* **Do this**: Check each line of the records below and collect those holding "xlabel".

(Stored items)
## begin
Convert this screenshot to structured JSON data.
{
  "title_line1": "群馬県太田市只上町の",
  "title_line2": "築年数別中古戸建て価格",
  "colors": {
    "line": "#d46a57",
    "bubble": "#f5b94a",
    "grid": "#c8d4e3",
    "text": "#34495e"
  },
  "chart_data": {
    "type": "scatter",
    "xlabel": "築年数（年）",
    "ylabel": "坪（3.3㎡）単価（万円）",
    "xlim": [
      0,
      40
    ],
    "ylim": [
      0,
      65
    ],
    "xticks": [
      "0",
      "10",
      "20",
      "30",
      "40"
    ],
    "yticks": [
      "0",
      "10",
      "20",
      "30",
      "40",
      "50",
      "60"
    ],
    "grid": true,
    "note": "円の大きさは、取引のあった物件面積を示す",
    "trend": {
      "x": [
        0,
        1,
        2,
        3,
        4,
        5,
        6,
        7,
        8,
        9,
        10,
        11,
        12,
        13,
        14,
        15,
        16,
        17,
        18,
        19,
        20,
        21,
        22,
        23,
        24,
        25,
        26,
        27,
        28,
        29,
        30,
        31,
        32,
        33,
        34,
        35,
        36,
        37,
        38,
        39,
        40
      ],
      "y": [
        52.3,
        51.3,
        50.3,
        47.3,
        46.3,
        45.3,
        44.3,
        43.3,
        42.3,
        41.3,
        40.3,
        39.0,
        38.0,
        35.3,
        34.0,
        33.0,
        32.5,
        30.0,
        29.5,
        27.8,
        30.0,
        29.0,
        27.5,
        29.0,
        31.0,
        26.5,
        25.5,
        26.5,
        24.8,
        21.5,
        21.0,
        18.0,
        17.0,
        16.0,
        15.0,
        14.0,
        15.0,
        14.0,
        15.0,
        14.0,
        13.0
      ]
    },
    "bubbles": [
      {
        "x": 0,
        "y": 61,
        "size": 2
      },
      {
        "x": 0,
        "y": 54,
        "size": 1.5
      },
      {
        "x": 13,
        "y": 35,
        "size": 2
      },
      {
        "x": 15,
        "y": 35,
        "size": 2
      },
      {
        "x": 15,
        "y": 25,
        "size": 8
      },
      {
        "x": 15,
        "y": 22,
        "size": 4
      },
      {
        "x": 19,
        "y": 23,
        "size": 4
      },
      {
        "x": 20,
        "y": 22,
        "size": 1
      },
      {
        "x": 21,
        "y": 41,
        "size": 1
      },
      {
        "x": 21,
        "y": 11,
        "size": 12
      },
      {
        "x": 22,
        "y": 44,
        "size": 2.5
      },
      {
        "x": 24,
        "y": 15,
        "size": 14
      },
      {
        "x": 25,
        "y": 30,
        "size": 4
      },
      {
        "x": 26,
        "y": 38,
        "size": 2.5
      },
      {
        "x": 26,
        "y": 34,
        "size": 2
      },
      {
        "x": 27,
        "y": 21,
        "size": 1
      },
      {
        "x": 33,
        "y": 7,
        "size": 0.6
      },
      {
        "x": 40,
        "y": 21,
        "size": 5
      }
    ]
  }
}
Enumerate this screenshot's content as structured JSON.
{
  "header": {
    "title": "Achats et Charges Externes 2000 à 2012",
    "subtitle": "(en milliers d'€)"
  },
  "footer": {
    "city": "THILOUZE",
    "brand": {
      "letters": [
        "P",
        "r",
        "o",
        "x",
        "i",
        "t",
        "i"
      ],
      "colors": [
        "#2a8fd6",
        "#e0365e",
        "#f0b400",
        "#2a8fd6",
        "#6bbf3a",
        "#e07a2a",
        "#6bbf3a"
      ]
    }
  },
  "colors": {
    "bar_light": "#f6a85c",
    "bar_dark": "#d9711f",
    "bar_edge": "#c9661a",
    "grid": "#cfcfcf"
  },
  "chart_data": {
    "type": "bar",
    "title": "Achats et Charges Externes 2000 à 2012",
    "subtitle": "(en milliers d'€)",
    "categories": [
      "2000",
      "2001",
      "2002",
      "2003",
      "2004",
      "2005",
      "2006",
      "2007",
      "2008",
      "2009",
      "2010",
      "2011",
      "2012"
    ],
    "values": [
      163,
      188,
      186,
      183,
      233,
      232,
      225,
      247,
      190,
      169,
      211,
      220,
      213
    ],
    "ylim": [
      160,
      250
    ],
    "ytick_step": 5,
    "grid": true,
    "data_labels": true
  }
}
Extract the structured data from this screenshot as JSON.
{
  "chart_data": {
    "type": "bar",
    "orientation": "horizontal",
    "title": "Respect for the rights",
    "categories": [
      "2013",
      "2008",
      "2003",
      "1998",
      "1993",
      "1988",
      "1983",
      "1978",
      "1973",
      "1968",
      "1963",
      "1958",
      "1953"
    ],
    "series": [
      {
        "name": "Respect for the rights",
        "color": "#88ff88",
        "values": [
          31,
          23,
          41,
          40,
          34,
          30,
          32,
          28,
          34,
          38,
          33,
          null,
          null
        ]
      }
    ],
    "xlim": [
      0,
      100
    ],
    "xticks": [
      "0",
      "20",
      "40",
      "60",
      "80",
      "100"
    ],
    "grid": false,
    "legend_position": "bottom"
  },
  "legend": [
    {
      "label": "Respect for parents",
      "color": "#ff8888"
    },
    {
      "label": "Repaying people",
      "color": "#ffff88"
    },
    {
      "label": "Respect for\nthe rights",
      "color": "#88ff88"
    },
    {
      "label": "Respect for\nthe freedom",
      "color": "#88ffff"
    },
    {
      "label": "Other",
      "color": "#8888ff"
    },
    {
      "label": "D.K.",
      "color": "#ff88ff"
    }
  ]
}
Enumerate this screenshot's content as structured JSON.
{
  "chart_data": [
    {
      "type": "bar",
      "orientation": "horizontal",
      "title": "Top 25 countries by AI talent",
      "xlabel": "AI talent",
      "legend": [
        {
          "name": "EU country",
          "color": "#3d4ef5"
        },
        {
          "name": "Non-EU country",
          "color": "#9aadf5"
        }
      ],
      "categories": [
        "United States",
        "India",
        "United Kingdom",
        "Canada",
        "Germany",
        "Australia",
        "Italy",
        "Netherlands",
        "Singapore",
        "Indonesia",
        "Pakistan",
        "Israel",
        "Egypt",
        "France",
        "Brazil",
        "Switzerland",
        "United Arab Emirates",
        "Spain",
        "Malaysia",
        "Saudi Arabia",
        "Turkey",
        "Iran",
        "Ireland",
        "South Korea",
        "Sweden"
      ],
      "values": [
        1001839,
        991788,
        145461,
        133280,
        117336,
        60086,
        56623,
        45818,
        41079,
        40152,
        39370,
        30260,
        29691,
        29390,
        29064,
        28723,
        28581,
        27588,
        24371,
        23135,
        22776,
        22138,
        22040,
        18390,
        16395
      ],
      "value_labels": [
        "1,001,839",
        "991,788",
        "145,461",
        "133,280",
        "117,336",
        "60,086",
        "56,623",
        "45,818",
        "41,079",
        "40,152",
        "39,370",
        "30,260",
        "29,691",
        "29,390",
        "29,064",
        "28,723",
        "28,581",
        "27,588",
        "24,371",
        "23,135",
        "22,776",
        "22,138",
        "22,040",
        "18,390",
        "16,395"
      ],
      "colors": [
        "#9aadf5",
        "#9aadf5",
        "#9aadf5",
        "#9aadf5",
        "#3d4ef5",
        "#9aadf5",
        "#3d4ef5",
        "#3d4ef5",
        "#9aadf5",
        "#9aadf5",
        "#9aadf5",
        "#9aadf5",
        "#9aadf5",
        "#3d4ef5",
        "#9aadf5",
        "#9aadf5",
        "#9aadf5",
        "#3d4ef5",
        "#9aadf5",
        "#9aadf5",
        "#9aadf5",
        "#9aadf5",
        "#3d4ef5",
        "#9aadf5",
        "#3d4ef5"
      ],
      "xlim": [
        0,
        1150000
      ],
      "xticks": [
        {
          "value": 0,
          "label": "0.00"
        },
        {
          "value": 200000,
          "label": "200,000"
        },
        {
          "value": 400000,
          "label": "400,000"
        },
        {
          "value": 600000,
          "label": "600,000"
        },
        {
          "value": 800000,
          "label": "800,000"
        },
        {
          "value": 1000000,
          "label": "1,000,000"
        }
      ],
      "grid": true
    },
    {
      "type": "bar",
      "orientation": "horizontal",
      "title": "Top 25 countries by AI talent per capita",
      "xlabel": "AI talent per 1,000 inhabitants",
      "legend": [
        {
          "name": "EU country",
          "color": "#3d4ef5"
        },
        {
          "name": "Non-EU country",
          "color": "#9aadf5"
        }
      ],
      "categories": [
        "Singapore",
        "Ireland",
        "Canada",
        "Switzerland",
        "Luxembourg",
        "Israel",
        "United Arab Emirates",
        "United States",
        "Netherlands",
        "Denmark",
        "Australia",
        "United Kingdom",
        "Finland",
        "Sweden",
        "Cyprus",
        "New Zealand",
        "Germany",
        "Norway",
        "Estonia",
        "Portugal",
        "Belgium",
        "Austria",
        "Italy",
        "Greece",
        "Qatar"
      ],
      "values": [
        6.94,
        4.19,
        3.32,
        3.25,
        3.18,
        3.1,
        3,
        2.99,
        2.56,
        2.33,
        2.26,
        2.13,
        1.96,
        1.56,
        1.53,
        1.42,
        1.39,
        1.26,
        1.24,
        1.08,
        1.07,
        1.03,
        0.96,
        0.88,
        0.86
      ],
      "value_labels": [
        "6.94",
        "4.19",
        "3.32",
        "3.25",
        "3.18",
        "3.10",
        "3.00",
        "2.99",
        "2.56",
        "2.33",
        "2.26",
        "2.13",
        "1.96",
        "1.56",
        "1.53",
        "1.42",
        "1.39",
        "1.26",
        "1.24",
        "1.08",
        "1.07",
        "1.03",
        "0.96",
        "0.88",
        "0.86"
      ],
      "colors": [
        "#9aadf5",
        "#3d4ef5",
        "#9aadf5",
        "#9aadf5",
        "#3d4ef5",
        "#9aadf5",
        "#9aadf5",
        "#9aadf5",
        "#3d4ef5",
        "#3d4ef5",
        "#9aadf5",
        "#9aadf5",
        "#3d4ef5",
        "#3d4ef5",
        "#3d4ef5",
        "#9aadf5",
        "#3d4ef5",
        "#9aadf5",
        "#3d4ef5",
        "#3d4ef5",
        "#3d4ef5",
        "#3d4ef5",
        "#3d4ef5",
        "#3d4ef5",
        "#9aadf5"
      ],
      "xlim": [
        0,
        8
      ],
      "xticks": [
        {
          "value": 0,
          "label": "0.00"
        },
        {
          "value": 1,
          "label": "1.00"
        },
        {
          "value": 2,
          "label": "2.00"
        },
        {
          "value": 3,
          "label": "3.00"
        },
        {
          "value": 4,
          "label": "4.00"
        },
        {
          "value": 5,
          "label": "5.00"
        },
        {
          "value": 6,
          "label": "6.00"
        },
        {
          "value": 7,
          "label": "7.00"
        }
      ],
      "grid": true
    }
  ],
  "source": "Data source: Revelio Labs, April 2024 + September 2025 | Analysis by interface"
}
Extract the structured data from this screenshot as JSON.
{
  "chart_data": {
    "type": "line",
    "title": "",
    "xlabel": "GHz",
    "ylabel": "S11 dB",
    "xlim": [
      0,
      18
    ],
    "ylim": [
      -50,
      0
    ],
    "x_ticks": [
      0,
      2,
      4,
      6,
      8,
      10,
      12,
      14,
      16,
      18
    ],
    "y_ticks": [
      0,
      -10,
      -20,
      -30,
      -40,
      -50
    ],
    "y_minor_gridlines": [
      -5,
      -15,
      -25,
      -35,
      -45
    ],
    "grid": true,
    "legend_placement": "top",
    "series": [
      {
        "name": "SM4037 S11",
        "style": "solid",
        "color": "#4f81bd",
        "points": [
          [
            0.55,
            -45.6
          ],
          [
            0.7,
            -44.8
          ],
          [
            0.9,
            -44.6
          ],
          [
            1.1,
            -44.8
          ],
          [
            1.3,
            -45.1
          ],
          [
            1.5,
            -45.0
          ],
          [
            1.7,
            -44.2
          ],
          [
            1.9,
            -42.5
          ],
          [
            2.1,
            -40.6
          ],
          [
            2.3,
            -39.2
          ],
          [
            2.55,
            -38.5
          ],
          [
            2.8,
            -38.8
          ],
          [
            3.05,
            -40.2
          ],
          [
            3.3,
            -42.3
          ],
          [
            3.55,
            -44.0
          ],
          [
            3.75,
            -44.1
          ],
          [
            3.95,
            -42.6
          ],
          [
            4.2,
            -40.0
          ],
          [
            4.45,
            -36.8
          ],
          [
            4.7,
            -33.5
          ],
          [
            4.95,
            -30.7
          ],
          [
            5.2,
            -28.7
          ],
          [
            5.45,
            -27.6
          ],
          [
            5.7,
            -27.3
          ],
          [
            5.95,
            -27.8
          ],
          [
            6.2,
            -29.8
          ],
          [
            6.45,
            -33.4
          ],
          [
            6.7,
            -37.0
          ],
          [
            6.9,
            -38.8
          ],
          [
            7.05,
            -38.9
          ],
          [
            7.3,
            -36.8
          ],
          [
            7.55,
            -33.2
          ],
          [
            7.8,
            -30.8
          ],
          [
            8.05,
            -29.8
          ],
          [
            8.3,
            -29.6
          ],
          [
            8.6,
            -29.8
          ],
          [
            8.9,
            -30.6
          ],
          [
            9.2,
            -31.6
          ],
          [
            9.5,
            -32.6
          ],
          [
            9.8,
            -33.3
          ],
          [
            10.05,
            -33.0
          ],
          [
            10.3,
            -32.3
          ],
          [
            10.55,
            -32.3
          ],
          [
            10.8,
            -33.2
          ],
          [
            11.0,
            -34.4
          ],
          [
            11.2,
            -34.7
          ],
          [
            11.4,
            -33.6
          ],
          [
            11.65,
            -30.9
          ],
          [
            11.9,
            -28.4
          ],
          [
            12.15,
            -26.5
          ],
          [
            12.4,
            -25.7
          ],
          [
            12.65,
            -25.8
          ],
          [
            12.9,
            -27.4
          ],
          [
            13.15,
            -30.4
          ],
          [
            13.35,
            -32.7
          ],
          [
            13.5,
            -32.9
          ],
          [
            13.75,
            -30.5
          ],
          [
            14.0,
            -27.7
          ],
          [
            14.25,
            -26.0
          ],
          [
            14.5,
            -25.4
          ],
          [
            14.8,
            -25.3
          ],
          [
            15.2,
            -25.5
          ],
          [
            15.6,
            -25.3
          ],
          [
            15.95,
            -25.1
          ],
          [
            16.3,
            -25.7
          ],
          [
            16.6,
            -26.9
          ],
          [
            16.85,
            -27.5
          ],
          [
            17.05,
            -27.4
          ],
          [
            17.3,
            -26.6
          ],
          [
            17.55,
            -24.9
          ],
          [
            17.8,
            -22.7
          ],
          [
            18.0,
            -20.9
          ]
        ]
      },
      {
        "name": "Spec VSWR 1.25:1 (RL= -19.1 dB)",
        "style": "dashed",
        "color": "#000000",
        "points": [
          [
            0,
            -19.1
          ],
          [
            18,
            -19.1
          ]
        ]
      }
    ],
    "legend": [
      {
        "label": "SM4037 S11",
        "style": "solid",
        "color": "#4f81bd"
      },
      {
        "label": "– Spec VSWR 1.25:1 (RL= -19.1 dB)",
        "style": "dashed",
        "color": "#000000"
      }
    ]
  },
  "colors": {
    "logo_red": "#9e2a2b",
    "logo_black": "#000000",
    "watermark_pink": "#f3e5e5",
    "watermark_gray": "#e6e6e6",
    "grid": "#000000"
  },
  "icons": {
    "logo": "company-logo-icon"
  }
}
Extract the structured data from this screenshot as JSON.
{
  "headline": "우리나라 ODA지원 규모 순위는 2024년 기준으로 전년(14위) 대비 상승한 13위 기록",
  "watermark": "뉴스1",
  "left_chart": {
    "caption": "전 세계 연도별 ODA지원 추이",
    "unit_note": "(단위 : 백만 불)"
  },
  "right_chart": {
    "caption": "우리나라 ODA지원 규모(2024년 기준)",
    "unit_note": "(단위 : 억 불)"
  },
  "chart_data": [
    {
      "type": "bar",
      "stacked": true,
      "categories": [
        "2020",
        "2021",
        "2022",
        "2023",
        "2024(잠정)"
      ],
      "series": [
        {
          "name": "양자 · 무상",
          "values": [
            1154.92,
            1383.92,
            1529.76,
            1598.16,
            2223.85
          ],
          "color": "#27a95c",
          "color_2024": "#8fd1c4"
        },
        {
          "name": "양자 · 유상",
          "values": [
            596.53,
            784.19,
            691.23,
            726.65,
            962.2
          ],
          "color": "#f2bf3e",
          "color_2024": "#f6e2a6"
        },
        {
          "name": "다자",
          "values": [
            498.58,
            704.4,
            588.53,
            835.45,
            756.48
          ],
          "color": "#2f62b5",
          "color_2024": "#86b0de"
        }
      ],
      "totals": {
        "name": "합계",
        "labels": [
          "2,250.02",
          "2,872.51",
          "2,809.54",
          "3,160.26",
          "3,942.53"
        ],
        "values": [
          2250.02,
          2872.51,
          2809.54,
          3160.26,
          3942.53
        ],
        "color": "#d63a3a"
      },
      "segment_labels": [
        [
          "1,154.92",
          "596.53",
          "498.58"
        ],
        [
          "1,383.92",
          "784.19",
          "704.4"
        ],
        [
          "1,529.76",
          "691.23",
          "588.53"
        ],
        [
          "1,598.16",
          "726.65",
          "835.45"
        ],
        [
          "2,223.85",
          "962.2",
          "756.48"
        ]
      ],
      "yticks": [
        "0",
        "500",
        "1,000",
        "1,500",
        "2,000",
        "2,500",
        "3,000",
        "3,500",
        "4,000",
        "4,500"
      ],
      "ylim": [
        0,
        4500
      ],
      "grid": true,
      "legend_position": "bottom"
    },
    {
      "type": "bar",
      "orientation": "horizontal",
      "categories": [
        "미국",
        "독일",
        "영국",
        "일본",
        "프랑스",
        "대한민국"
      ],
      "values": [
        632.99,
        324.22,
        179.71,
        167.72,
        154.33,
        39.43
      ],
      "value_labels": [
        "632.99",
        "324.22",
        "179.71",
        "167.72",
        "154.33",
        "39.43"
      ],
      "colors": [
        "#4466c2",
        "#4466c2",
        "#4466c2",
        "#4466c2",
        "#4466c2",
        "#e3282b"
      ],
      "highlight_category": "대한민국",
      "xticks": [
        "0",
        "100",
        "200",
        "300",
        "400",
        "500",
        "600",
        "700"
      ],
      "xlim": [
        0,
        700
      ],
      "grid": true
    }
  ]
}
## end
* **Output below**:
    "xlabel": "築年数（年）",
      "xlabel": "AI talent",
      "xlabel": "AI talent per 1,000 inhabitants",
    "xlabel": "GHz",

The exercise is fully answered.